SET EXERCISE => Note each line that includes the word "Fragen". Copy those lines.

PROVIDED RECORDS =>
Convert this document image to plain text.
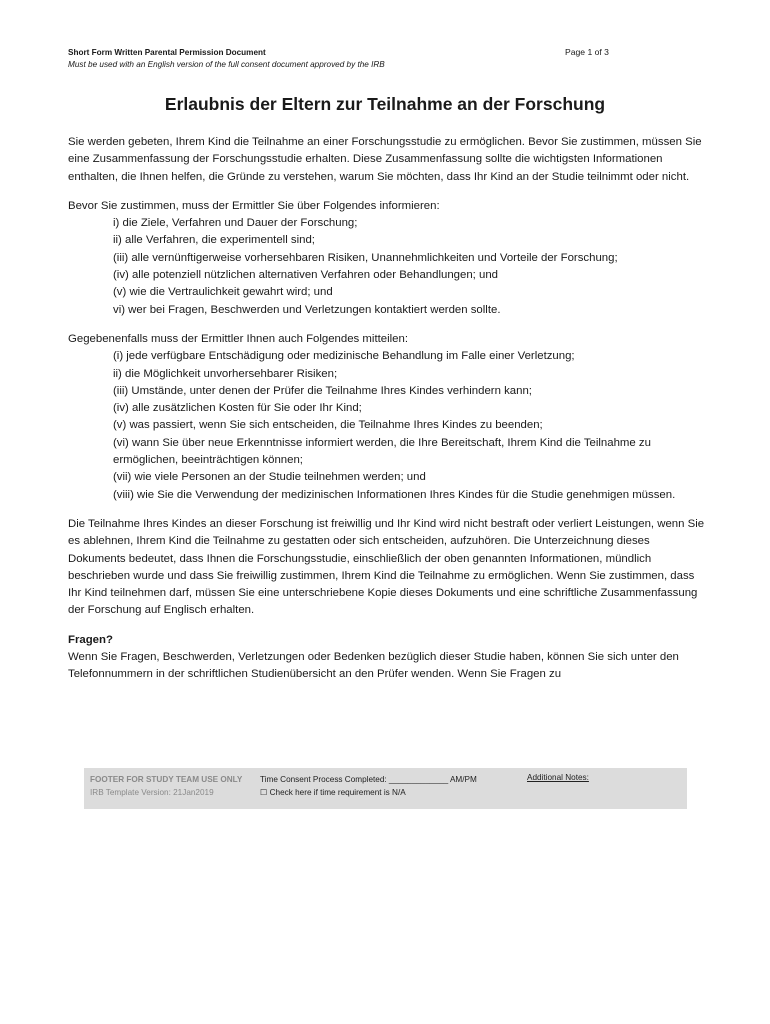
Short Form Written Parental Permission Document
Must be used with an English version of the full consent document approved by the IRB
Page 1 of 3
Erlaubnis der Eltern zur Teilnahme an der Forschung

Sie werden gebeten, Ihrem Kind die Teilnahme an einer Forschungsstudie zu ermöglichen. Bevor Sie zustimmen, müssen Sie eine Zusammenfassung der Forschungsstudie erhalten. Diese Zusammenfassung sollte die wichtigsten Informationen enthalten, die Ihnen helfen, die Gründe zu verstehen, warum Sie möchten, dass Ihr Kind an der Studie teilnimmt oder nicht.

Bevor Sie zustimmen, muss der Ermittler Sie über Folgendes informieren:

i) die Ziele, Verfahren und Dauer der Forschung;

ii) alle Verfahren, die experimentell sind;

(iii) alle vernünftigerweise vorhersehbaren Risiken, Unannehmlichkeiten und Vorteile der Forschung;

(iv) alle potenziell nützlichen alternativen Verfahren oder Behandlungen; und

(v) wie die Vertraulichkeit gewahrt wird; und

vi) wer bei Fragen, Beschwerden und Verletzungen kontaktiert werden sollte.

Gegebenenfalls muss der Ermittler Ihnen auch Folgendes mitteilen:

(i) jede verfügbare Entschädigung oder medizinische Behandlung im Falle einer Verletzung;

ii) die Möglichkeit unvorhersehbarer Risiken;

(iii) Umstände, unter denen der Prüfer die Teilnahme Ihres Kindes verhindern kann;

(iv) alle zusätzlichen Kosten für Sie oder Ihr Kind;

(v) was passiert, wenn Sie sich entscheiden, die Teilnahme Ihres Kindes zu beenden;

(vi) wann Sie über neue Erkenntnisse informiert werden, die Ihre Bereitschaft, Ihrem Kind die Teilnahme zu ermöglichen, beeinträchtigen können;

(vii) wie viele Personen an der Studie teilnehmen werden; und

(viii) wie Sie die Verwendung der medizinischen Informationen Ihres Kindes für die Studie genehmigen müssen.

Die Teilnahme Ihres Kindes an dieser Forschung ist freiwillig und Ihr Kind wird nicht bestraft oder verliert Leistungen, wenn Sie es ablehnen, Ihrem Kind die Teilnahme zu gestatten oder sich entscheiden, aufzuhören. Die Unterzeichnung dieses Dokuments bedeutet, dass Ihnen die Forschungsstudie, einschließlich der oben genannten Informationen, mündlich beschrieben wurde und dass Sie freiwillig zustimmen, Ihrem Kind die Teilnahme zu ermöglichen. Wenn Sie zustimmen, dass Ihr Kind teilnehmen darf, müssen Sie eine unterschriebene Kopie dieses Dokuments und eine schriftliche Zusammenfassung der Forschung auf Englisch erhalten.

Fragen?

Wenn Sie Fragen, Beschwerden, Verletzungen oder Bedenken bezüglich dieser Studie haben, können Sie sich unter den Telefonnummern in der schriftlichen Studienübersicht an den Prüfer wenden. Wenn Sie Fragen zu

FOOTER FOR STUDY TEAM USE ONLY
IRB Template Version: 21Jan2019
Time Consent Process Completed: _____________ AM/PM
☐ Check here if time requirement is N/A
Additional Notes:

ANSWER IN FULL =>
vi) wer bei Fragen, Beschwerden und Verletzungen kontaktiert werden sollte.
Fragen?
Wenn Sie Fragen, Beschwerden, Verletzungen oder Bedenken bezüglich dieser Studie haben, können Sie sich unter den Telefonnummern in der schriftlichen Studienübersicht an den Prüfer wenden. Wenn Sie Fragen zu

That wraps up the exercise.